** START DATASET EXTRACT **
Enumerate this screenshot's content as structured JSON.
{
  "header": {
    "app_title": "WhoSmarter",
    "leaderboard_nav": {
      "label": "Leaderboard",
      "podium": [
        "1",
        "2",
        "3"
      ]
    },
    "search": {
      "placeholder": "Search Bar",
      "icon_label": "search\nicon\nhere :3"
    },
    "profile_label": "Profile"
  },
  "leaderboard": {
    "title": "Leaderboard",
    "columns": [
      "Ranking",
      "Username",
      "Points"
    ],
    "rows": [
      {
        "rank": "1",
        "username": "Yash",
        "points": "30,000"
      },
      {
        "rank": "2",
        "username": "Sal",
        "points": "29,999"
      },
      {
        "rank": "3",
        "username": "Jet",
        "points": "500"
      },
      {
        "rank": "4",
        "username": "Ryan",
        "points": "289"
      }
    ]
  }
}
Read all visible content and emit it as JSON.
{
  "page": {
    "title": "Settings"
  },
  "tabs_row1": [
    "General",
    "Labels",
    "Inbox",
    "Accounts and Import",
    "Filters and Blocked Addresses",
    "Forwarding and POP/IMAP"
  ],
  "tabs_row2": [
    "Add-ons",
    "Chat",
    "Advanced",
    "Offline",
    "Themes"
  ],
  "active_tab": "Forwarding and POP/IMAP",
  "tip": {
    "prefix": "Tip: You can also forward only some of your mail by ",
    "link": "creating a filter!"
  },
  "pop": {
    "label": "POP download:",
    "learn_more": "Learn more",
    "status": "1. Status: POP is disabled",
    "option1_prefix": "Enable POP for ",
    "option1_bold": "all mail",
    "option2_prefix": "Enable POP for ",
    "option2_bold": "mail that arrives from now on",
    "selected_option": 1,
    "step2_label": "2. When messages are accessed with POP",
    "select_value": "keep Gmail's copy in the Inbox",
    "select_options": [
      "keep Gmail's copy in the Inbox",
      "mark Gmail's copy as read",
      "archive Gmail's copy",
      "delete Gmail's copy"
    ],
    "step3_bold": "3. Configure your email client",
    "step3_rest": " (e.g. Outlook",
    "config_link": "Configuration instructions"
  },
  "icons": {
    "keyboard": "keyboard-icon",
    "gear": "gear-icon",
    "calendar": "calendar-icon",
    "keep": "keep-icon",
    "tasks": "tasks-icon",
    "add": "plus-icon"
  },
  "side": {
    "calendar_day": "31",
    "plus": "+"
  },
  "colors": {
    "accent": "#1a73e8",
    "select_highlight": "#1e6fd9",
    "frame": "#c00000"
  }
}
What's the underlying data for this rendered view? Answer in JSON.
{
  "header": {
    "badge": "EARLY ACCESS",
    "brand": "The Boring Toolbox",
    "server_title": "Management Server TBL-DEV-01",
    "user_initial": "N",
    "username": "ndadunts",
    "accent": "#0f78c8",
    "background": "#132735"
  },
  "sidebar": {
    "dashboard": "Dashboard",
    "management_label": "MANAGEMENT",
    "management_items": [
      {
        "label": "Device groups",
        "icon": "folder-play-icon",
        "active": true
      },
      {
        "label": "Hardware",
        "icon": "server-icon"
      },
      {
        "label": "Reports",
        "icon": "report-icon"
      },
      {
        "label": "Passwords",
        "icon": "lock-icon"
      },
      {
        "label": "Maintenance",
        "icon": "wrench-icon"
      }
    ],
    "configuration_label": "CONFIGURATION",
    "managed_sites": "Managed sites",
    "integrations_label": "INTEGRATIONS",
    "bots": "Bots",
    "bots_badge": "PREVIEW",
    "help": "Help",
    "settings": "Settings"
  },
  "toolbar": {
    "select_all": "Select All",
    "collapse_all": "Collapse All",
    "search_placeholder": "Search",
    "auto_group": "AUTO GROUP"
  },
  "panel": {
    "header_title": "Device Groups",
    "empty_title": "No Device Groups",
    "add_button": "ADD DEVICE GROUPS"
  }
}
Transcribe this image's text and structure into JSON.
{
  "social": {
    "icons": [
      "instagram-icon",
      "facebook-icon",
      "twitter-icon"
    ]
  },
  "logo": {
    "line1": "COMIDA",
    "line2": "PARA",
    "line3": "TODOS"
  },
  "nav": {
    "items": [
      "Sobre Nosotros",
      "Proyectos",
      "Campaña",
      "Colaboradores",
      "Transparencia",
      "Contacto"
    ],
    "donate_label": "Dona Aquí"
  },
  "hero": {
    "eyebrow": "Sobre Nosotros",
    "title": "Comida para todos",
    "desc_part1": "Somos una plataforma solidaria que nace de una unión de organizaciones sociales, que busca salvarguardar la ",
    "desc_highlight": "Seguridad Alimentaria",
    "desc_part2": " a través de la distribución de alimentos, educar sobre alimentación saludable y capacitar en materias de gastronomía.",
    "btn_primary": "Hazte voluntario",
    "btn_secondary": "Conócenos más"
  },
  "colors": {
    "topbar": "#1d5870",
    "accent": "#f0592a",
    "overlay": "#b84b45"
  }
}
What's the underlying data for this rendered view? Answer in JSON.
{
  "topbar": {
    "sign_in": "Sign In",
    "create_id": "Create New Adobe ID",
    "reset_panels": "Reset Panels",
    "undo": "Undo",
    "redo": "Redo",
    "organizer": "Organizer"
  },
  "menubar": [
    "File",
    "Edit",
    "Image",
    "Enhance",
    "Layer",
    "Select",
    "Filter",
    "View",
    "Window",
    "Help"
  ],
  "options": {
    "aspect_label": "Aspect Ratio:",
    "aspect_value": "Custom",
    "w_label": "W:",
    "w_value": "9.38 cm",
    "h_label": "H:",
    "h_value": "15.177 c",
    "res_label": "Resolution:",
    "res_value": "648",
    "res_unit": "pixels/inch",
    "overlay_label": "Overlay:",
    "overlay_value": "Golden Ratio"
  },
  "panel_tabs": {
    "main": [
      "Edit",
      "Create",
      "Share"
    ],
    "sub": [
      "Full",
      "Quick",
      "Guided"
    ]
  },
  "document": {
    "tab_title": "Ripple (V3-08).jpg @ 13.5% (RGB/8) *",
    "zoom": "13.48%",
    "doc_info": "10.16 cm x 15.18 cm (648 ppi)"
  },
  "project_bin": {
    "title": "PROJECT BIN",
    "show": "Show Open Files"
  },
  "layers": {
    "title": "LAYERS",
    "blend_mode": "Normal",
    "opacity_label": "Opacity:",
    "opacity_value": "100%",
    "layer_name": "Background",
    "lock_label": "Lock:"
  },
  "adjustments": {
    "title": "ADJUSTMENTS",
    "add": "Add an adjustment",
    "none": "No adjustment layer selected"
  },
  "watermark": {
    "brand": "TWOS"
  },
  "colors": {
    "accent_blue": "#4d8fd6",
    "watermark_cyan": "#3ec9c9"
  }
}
** END DATASET EXTRACT **
Print the listing above in full, exactly as it is.

*EXERCISE RESPONSE*:
Enumerate this screenshot's content as structured JSON.
{
  "header": {
    "app_title": "WhoSmarter",
    "leaderboard_nav": {
      "label": "Leaderboard",
      "podium": [
        "1",
        "2",
        "3"
      ]
    },
    "search": {
      "placeholder": "Search Bar",
      "icon_label": "search\nicon\nhere :3"
    },
    "profile_label": "Profile"
  },
  "leaderboard": {
    "title": "Leaderboard",
    "columns": [
      "Ranking",
      "Username",
      "Points"
    ],
    "rows": [
      {
        "rank": "1",
        "username": "Yash",
        "points": "30,000"
      },
      {
        "rank": "2",
        "username": "Sal",
        "points": "29,999"
      },
      {
        "rank": "3",
        "username": "Jet",
        "points": "500"
      },
      {
        "rank": "4",
        "username": "Ryan",
        "points": "289"
      }
    ]
  }
}
Read all visible content and emit it as JSON.
{
  "page": {
    "title": "Settings"
  },
  "tabs_row1": [
    "General",
    "Labels",
    "Inbox",
    "Accounts and Import",
    "Filters and Blocked Addresses",
    "Forwarding and POP/IMAP"
  ],
  "tabs_row2": [
    "Add-ons",
    "Chat",
    "Advanced",
    "Offline",
    "Themes"
  ],
  "active_tab": "Forwarding and POP/IMAP",
  "tip": {
    "prefix": "Tip: You can also forward only some of your mail by ",
    "link": "creating a filter!"
  },
  "pop": {
    "label": "POP download:",
    "learn_more": "Learn more",
    "status": "1. Status: POP is disabled",
    "option1_prefix": "Enable POP for ",
    "option1_bold": "all mail",
    "option2_prefix": "Enable POP for ",
    "option2_bold": "mail that arrives from now on",
    "selected_option": 1,
    "step2_label": "2. When messages are accessed with POP",
    "select_value": "keep Gmail's copy in the Inbox",
    "select_options": [
      "keep Gmail's copy in the Inbox",
      "mark Gmail's copy as read",
      "archive Gmail's copy",
      "delete Gmail's copy"
    ],
    "step3_bold": "3. Configure your email client",
    "step3_rest": " (e.g. Outlook",
    "config_link": "Configuration instructions"
  },
  "icons": {
    "keyboard": "keyboard-icon",
    "gear": "gear-icon",
    "calendar": "calendar-icon",
    "keep": "keep-icon",
    "tasks": "tasks-icon",
    "add": "plus-icon"
  },
  "side": {
    "calendar_day": "31",
    "plus": "+"
  },
  "colors": {
    "accent": "#1a73e8",
    "select_highlight": "#1e6fd9",
    "frame": "#c00000"
  }
}
What's the underlying data for this rendered view? Answer in JSON.
{
  "header": {
    "badge": "EARLY ACCESS",
    "brand": "The Boring Toolbox",
    "server_title": "Management Server TBL-DEV-01",
    "user_initial": "N",
    "username": "ndadunts",
    "accent": "#0f78c8",
    "background": "#132735"
  },
  "sidebar": {
    "dashboard": "Dashboard",
    "management_label": "MANAGEMENT",
    "management_items": [
      {
        "label": "Device groups",
        "icon": "folder-play-icon",
        "active": true
      },
      {
        "label": "Hardware",
        "icon": "server-icon"
      },
      {
        "label": "Reports",
        "icon": "report-icon"
      },
      {
        "label": "Passwords",
        "icon": "lock-icon"
      },
      {
        "label": "Maintenance",
        "icon": "wrench-icon"
      }
    ],
    "configuration_label": "CONFIGURATION",
    "managed_sites": "Managed sites",
    "integrations_label": "INTEGRATIONS",
    "bots": "Bots",
    "bots_badge": "PREVIEW",
    "help": "Help",
    "settings": "Settings"
  },
  "toolbar": {
    "select_all": "Select All",
    "collapse_all": "Collapse All",
    "search_placeholder": "Search",
    "auto_group": "AUTO GROUP"
  },
  "panel": {
    "header_title": "Device Groups",
    "empty_title": "No Device Groups",
    "add_button": "ADD DEVICE GROUPS"
  }
}
Transcribe this image's text and structure into JSON.
{
  "social": {
    "icons": [
      "instagram-icon",
      "facebook-icon",
      "twitter-icon"
    ]
  },
  "logo": {
    "line1": "COMIDA",
    "line2": "PARA",
    "line3": "TODOS"
  },
  "nav": {
    "items": [
      "Sobre Nosotros",
      "Proyectos",
      "Campaña",
      "Colaboradores",
      "Transparencia",
      "Contacto"
    ],
    "donate_label": "Dona Aquí"
  },
  "hero": {
    "eyebrow": "Sobre Nosotros",
    "title": "Comida para todos",
    "desc_part1": "Somos una plataforma solidaria que nace de una unión de organizaciones sociales, que busca salvarguardar la ",
    "desc_highlight": "Seguridad Alimentaria",
    "desc_part2": " a través de la distribución de alimentos, educar sobre alimentación saludable y capacitar en materias de gastronomía.",
    "btn_primary": "Hazte voluntario",
    "btn_secondary": "Conócenos más"
  },
  "colors": {
    "topbar": "#1d5870",
    "accent": "#f0592a",
    "overlay": "#b84b45"
  }
}
What's the underlying data for this rendered view? Answer in JSON.
{
  "topbar": {
    "sign_in": "Sign In",
    "create_id": "Create New Adobe ID",
    "reset_panels": "Reset Panels",
    "undo": "Undo",
    "redo": "Redo",
    "organizer": "Organizer"
  },
  "menubar": [
    "File",
    "Edit",
    "Image",
    "Enhance",
    "Layer",
    "Select",
    "Filter",
    "View",
    "Window",
    "Help"
  ],
  "options": {
    "aspect_label": "Aspect Ratio:",
    "aspect_value": "Custom",
    "w_label": "W:",
    "w_value": "9.38 cm",
    "h_label": "H:",
    "h_value": "15.177 c",
    "res_label": "Resolution:",
    "res_value": "648",
    "res_unit": "pixels/inch",
    "overlay_label": "Overlay:",
    "overlay_value": "Golden Ratio"
  },
  "panel_tabs": {
    "main": [
      "Edit",
      "Create",
      "Share"
    ],
    "sub": [
      "Full",
      "Quick",
      "Guided"
    ]
  },
  "document": {
    "tab_title": "Ripple (V3-08).jpg @ 13.5% (RGB/8) *",
    "zoom": "13.48%",
    "doc_info": "10.16 cm x 15.18 cm (648 ppi)"
  },
  "project_bin": {
    "title": "PROJECT BIN",
    "show": "Show Open Files"
  },
  "layers": {
    "title": "LAYERS",
    "blend_mode": "Normal",
    "opacity_label": "Opacity:",
    "opacity_value": "100%",
    "layer_name": "Background",
    "lock_label": "Lock:"
  },
  "adjustments": {
    "title": "ADJUSTMENTS",
    "add": "Add an adjustment",
    "none": "No adjustment layer selected"
  },
  "watermark": {
    "brand": "TWOS"
  },
  "colors": {
    "accent_blue": "#4d8fd6",
    "watermark_cyan": "#3ec9c9"
  }
}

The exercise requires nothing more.